- Exercise directions
Pictures do not belong in the copy; quote every entry below exactly.
== The records
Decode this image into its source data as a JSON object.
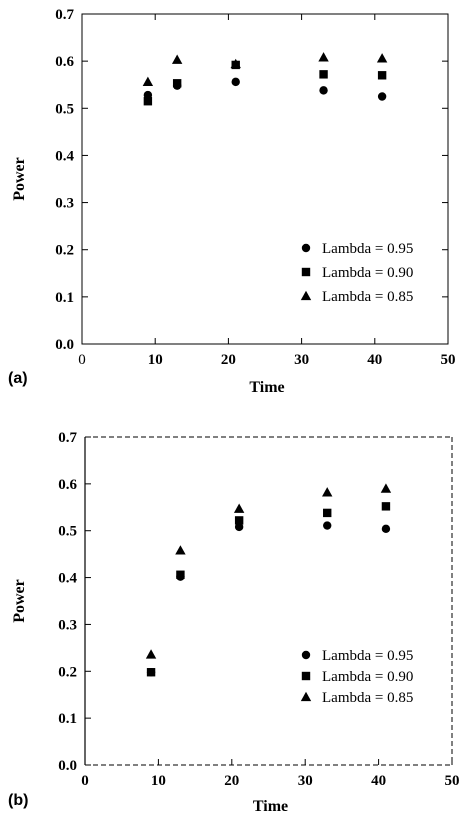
{
  "chart_data": [
    {
      "type": "scatter",
      "panel_label": "(a)",
      "xlabel": "Time",
      "ylabel": "Power",
      "xlim": [
        0,
        50
      ],
      "ylim": [
        0.0,
        0.7
      ],
      "x_ticks": [
        "0",
        "10",
        "20",
        "30",
        "40",
        "50"
      ],
      "y_ticks": [
        "0.0",
        "0.1",
        "0.2",
        "0.3",
        "0.4",
        "0.5",
        "0.6",
        "0.7"
      ],
      "legend_position": "bottom-right",
      "series": [
        {
          "name": "Lambda = 0.95",
          "marker": "circle",
          "x": [
            9,
            13,
            21,
            33,
            41
          ],
          "y": [
            0.528,
            0.548,
            0.556,
            0.538,
            0.525
          ]
        },
        {
          "name": "Lambda = 0.90",
          "marker": "square",
          "x": [
            9,
            13,
            21,
            33,
            41
          ],
          "y": [
            0.515,
            0.553,
            0.592,
            0.572,
            0.57
          ]
        },
        {
          "name": "Lambda = 0.85",
          "marker": "triangle",
          "x": [
            9,
            13,
            21,
            33,
            41
          ],
          "y": [
            0.556,
            0.603,
            0.594,
            0.608,
            0.606
          ]
        }
      ]
    },
    {
      "type": "scatter",
      "panel_label": "(b)",
      "xlabel": "Time",
      "ylabel": "Power",
      "xlim": [
        0,
        50
      ],
      "ylim": [
        0.0,
        0.7
      ],
      "x_ticks": [
        "0",
        "10",
        "20",
        "30",
        "40",
        "50"
      ],
      "y_ticks": [
        "0.0",
        "0.1",
        "0.2",
        "0.3",
        "0.4",
        "0.5",
        "0.6",
        "0.7"
      ],
      "legend_position": "bottom-right",
      "series": [
        {
          "name": "Lambda = 0.95",
          "marker": "circle",
          "x": [
            9,
            13,
            21,
            33,
            41
          ],
          "y": [
            0.198,
            0.402,
            0.508,
            0.511,
            0.504
          ]
        },
        {
          "name": "Lambda = 0.90",
          "marker": "square",
          "x": [
            9,
            13,
            21,
            33,
            41
          ],
          "y": [
            0.198,
            0.406,
            0.522,
            0.538,
            0.552
          ]
        },
        {
          "name": "Lambda = 0.85",
          "marker": "triangle",
          "x": [
            9,
            13,
            21,
            33,
            41
          ],
          "y": [
            0.236,
            0.458,
            0.547,
            0.582,
            0.59
          ]
        }
      ]
    }
  ]
}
====
- Solution for this exercise
Decode this image into its source data as a JSON object.
{
  "chart_data": [
    {
      "type": "scatter",
      "panel_label": "(a)",
      "xlabel": "Time",
      "ylabel": "Power",
      "xlim": [
        0,
        50
      ],
      "ylim": [
        0.0,
        0.7
      ],
      "x_ticks": [
        "0",
        "10",
        "20",
        "30",
        "40",
        "50"
      ],
      "y_ticks": [
        "0.0",
        "0.1",
        "0.2",
        "0.3",
        "0.4",
        "0.5",
        "0.6",
        "0.7"
      ],
      "legend_position": "bottom-right",
      "series": [
        {
          "name": "Lambda = 0.95",
          "marker": "circle",
          "x": [
            9,
            13,
            21,
            33,
            41
          ],
          "y": [
            0.528,
            0.548,
            0.556,
            0.538,
            0.525
          ]
        },
        {
          "name": "Lambda = 0.90",
          "marker": "square",
          "x": [
            9,
            13,
            21,
            33,
            41
          ],
          "y": [
            0.515,
            0.553,
            0.592,
            0.572,
            0.57
          ]
        },
        {
          "name": "Lambda = 0.85",
          "marker": "triangle",
          "x": [
            9,
            13,
            21,
            33,
            41
          ],
          "y": [
            0.556,
            0.603,
            0.594,
            0.608,
            0.606
          ]
        }
      ]
    },
    {
      "type": "scatter",
      "panel_label": "(b)",
      "xlabel": "Time",
      "ylabel": "Power",
      "xlim": [
        0,
        50
      ],
      "ylim": [
        0.0,
        0.7
      ],
      "x_ticks": [
        "0",
        "10",
        "20",
        "30",
        "40",
        "50"
      ],
      "y_ticks": [
        "0.0",
        "0.1",
        "0.2",
        "0.3",
        "0.4",
        "0.5",
        "0.6",
        "0.7"
      ],
      "legend_position": "bottom-right",
      "series": [
        {
          "name": "Lambda = 0.95",
          "marker": "circle",
          "x": [
            9,
            13,
            21,
            33,
            41
          ],
          "y": [
            0.198,
            0.402,
            0.508,
            0.511,
            0.504
          ]
        },
        {
          "name": "Lambda = 0.90",
          "marker": "square",
          "x": [
            9,
            13,
            21,
            33,
            41
          ],
          "y": [
            0.198,
            0.406,
            0.522,
            0.538,
            0.552
          ]
        },
        {
          "name": "Lambda = 0.85",
          "marker": "triangle",
          "x": [
            9,
            13,
            21,
            33,
            41
          ],
          "y": [
            0.236,
            0.458,
            0.547,
            0.582,
            0.59
          ]
        }
      ]
    }
  ]
}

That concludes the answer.